» **The exercise**
Transcribe all the records with complete accuracy.

» **Dataset entries**
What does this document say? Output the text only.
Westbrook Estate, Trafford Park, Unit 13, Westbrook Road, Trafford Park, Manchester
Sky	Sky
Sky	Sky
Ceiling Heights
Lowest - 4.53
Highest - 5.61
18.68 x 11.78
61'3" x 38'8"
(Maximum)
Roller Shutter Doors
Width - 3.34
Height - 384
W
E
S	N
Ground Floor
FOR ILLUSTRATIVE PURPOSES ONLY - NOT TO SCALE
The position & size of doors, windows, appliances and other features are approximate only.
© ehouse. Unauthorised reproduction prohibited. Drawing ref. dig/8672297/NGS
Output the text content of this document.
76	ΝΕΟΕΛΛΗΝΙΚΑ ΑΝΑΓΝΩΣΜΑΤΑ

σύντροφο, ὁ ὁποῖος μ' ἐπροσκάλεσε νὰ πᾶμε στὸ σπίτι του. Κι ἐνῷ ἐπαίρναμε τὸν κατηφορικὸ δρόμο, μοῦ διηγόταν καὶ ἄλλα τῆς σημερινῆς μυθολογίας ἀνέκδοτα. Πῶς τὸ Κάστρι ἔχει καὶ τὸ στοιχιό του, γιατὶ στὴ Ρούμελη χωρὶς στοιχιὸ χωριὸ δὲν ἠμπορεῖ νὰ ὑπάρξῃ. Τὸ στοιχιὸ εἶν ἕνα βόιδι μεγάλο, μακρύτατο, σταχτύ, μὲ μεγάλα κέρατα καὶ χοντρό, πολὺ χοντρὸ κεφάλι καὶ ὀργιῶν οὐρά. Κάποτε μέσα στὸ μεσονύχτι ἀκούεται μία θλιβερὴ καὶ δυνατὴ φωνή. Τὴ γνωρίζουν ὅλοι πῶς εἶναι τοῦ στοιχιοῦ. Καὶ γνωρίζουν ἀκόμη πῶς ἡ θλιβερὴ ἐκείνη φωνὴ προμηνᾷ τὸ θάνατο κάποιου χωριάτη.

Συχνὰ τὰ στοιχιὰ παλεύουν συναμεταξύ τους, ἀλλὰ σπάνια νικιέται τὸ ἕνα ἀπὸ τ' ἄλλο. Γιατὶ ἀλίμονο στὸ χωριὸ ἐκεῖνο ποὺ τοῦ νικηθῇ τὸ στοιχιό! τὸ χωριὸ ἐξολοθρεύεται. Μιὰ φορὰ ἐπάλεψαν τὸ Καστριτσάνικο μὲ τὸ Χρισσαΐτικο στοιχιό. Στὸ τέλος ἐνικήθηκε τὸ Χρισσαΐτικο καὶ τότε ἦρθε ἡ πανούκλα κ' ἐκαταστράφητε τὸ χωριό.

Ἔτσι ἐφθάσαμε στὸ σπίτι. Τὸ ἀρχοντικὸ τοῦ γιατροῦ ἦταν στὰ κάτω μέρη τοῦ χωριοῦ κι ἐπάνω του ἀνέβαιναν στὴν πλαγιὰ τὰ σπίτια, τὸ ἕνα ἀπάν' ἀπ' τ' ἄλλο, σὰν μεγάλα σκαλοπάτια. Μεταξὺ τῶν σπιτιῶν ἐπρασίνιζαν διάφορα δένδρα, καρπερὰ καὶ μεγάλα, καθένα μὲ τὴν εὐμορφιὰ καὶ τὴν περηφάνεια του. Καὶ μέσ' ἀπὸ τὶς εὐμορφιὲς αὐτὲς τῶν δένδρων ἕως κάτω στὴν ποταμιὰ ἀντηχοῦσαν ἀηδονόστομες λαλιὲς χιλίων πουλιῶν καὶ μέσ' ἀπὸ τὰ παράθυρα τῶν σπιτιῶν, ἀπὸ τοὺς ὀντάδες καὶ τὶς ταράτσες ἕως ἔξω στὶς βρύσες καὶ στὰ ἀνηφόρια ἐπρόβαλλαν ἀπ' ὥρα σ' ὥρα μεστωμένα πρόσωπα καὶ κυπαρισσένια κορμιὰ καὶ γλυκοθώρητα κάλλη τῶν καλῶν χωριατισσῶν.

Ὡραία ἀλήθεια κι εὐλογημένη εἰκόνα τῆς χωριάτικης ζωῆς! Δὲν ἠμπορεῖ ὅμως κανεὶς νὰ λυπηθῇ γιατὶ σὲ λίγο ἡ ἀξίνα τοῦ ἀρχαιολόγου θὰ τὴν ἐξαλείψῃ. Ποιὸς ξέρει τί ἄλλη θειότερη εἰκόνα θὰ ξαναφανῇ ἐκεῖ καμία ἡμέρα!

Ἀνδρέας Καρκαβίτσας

» **Final answer**
What does this document say? Output the text only.
Westbrook Estate, Trafford Park, Unit 13, Westbrook Road, Trafford Park, Manchester
Sky	Sky
Sky	Sky
Ceiling Heights
Lowest - 4.53
Highest - 5.61
18.68 x 11.78
61'3" x 38'8"
(Maximum)
Roller Shutter Doors
Width - 3.34
Height - 384
W
E
S	N
Ground Floor
FOR ILLUSTRATIVE PURPOSES ONLY - NOT TO SCALE
The position & size of doors, windows, appliances and other features are approximate only.
© ehouse. Unauthorised reproduction prohibited. Drawing ref. dig/8672297/NGS
Output the text content of this document.
76	ΝΕΟΕΛΛΗΝΙΚΑ ΑΝΑΓΝΩΣΜΑΤΑ

σύντροφο, ὁ ὁποῖος μ' ἐπροσκάλεσε νὰ πᾶμε στὸ σπίτι του. Κι ἐνῷ ἐπαίρναμε τὸν κατηφορικὸ δρόμο, μοῦ διηγόταν καὶ ἄλλα τῆς σημερινῆς μυθολογίας ἀνέκδοτα. Πῶς τὸ Κάστρι ἔχει καὶ τὸ στοιχιό του, γιατὶ στὴ Ρούμελη χωρὶς στοιχιὸ χωριὸ δὲν ἠμπορεῖ νὰ ὑπάρξῃ. Τὸ στοιχιὸ εἶν ἕνα βόιδι μεγάλο, μακρύτατο, σταχτύ, μὲ μεγάλα κέρατα καὶ χοντρό, πολὺ χοντρὸ κεφάλι καὶ ὀργιῶν οὐρά. Κάποτε μέσα στὸ μεσονύχτι ἀκούεται μία θλιβερὴ καὶ δυνατὴ φωνή. Τὴ γνωρίζουν ὅλοι πῶς εἶναι τοῦ στοιχιοῦ. Καὶ γνωρίζουν ἀκόμη πῶς ἡ θλιβερὴ ἐκείνη φωνὴ προμηνᾷ τὸ θάνατο κάποιου χωριάτη.

Συχνὰ τὰ στοιχιὰ παλεύουν συναμεταξύ τους, ἀλλὰ σπάνια νικιέται τὸ ἕνα ἀπὸ τ' ἄλλο. Γιατὶ ἀλίμονο στὸ χωριὸ ἐκεῖνο ποὺ τοῦ νικηθῇ τὸ στοιχιό! τὸ χωριὸ ἐξολοθρεύεται. Μιὰ φορὰ ἐπάλεψαν τὸ Καστριτσάνικο μὲ τὸ Χρισσαΐτικο στοιχιό. Στὸ τέλος ἐνικήθηκε τὸ Χρισσαΐτικο καὶ τότε ἦρθε ἡ πανούκλα κ' ἐκαταστράφητε τὸ χωριό.

Ἔτσι ἐφθάσαμε στὸ σπίτι. Τὸ ἀρχοντικὸ τοῦ γιατροῦ ἦταν στὰ κάτω μέρη τοῦ χωριοῦ κι ἐπάνω του ἀνέβαιναν στὴν πλαγιὰ τὰ σπίτια, τὸ ἕνα ἀπάν' ἀπ' τ' ἄλλο, σὰν μεγάλα σκαλοπάτια. Μεταξὺ τῶν σπιτιῶν ἐπρασίνιζαν διάφορα δένδρα, καρπερὰ καὶ μεγάλα, καθένα μὲ τὴν εὐμορφιὰ καὶ τὴν περηφάνεια του. Καὶ μέσ' ἀπὸ τὶς εὐμορφιὲς αὐτὲς τῶν δένδρων ἕως κάτω στὴν ποταμιὰ ἀντηχοῦσαν ἀηδονόστομες λαλιὲς χιλίων πουλιῶν καὶ μέσ' ἀπὸ τὰ παράθυρα τῶν σπιτιῶν, ἀπὸ τοὺς ὀντάδες καὶ τὶς ταράτσες ἕως ἔξω στὶς βρύσες καὶ στὰ ἀνηφόρια ἐπρόβαλλαν ἀπ' ὥρα σ' ὥρα μεστωμένα πρόσωπα καὶ κυπαρισσένια κορμιὰ καὶ γλυκοθώρητα κάλλη τῶν καλῶν χωριατισσῶν.

Ὡραία ἀλήθεια κι εὐλογημένη εἰκόνα τῆς χωριάτικης ζωῆς! Δὲν ἠμπορεῖ ὅμως κανεὶς νὰ λυπηθῇ γιατὶ σὲ λίγο ἡ ἀξίνα τοῦ ἀρχαιολόγου θὰ τὴν ἐξαλείψῃ. Ποιὸς ξέρει τί ἄλλη θειότερη εἰκόνα θὰ ξαναφανῇ ἐκεῖ καμία ἡμέρα!

Ἀνδρέας Καρκαβίτσας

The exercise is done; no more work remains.